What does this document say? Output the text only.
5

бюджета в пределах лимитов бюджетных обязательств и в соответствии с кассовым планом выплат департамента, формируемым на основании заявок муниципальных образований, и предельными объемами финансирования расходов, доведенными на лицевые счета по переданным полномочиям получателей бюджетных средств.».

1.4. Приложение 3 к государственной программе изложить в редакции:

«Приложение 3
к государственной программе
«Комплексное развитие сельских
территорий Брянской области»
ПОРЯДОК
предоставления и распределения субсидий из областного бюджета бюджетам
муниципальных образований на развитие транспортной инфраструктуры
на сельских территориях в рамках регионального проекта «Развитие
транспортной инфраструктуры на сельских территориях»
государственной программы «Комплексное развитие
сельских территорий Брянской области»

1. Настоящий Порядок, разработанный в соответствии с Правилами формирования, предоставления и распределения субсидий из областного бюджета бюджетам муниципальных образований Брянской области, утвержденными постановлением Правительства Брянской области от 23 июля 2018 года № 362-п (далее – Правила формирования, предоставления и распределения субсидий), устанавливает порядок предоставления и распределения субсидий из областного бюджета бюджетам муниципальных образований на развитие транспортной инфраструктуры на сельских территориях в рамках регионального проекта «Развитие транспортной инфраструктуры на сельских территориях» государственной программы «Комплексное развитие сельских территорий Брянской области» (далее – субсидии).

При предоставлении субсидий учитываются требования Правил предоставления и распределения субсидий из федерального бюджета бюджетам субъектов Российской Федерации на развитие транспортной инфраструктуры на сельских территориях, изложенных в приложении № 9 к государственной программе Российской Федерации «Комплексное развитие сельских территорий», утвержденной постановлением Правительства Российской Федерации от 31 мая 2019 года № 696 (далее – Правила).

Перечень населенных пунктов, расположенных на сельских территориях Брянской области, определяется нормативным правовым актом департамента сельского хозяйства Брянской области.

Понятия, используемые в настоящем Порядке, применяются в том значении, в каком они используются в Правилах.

_Problem to work on_.
Repeat every line of the material exactly as given.

_Written solution_.
What does this document say? Output the text only.
5

бюджета в пределах лимитов бюджетных обязательств и в соответствии с кассовым планом выплат департамента, формируемым на основании заявок муниципальных образований, и предельными объемами финансирования расходов, доведенными на лицевые счета по переданным полномочиям получателей бюджетных средств.».

1.4. Приложение 3 к государственной программе изложить в редакции:

«Приложение 3
к государственной программе
«Комплексное развитие сельских
территорий Брянской области»
ПОРЯДОК
предоставления и распределения субсидий из областного бюджета бюджетам
муниципальных образований на развитие транспортной инфраструктуры
на сельских территориях в рамках регионального проекта «Развитие
транспортной инфраструктуры на сельских территориях»
государственной программы «Комплексное развитие
сельских территорий Брянской области»

1. Настоящий Порядок, разработанный в соответствии с Правилами формирования, предоставления и распределения субсидий из областного бюджета бюджетам муниципальных образований Брянской области, утвержденными постановлением Правительства Брянской области от 23 июля 2018 года № 362-п (далее – Правила формирования, предоставления и распределения субсидий), устанавливает порядок предоставления и распределения субсидий из областного бюджета бюджетам муниципальных образований на развитие транспортной инфраструктуры на сельских территориях в рамках регионального проекта «Развитие транспортной инфраструктуры на сельских территориях» государственной программы «Комплексное развитие сельских территорий Брянской области» (далее – субсидии).

При предоставлении субсидий учитываются требования Правил предоставления и распределения субсидий из федерального бюджета бюджетам субъектов Российской Федерации на развитие транспортной инфраструктуры на сельских территориях, изложенных в приложении № 9 к государственной программе Российской Федерации «Комплексное развитие сельских территорий», утвержденной постановлением Правительства Российской Федерации от 31 мая 2019 года № 696 (далее – Правила).

Перечень населенных пунктов, расположенных на сельских территориях Брянской области, определяется нормативным правовым актом департамента сельского хозяйства Брянской области.

Понятия, используемые в настоящем Порядке, применяются в том значении, в каком они используются в Правилах.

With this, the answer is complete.